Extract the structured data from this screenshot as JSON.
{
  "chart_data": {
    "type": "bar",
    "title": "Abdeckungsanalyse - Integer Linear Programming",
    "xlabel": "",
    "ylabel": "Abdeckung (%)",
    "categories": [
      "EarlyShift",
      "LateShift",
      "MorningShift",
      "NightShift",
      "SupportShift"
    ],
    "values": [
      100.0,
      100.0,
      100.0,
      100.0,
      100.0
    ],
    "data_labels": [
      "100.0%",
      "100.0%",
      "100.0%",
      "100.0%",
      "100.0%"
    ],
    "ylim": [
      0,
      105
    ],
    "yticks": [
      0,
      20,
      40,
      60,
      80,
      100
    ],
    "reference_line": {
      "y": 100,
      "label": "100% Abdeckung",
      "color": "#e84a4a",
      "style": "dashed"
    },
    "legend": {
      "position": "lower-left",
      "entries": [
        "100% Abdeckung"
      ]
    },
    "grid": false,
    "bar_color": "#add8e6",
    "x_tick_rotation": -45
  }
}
• • • •
• **Problem requirements**: Extract each entry in full and write it down exactly.

• **Written response**:
Extract the structured data from this screenshot as JSON.
{
  "chart_data": {
    "type": "bar",
    "title": "Abdeckungsanalyse - Integer Linear Programming",
    "xlabel": "",
    "ylabel": "Abdeckung (%)",
    "categories": [
      "EarlyShift",
      "LateShift",
      "MorningShift",
      "NightShift",
      "SupportShift"
    ],
    "values": [
      100.0,
      100.0,
      100.0,
      100.0,
      100.0
    ],
    "data_labels": [
      "100.0%",
      "100.0%",
      "100.0%",
      "100.0%",
      "100.0%"
    ],
    "ylim": [
      0,
      105
    ],
    "yticks": [
      0,
      20,
      40,
      60,
      80,
      100
    ],
    "reference_line": {
      "y": 100,
      "label": "100% Abdeckung",
      "color": "#e84a4a",
      "style": "dashed"
    },
    "legend": {
      "position": "lower-left",
      "entries": [
        "100% Abdeckung"
      ]
    },
    "grid": false,
    "bar_color": "#add8e6",
    "x_tick_rotation": -45
  }
}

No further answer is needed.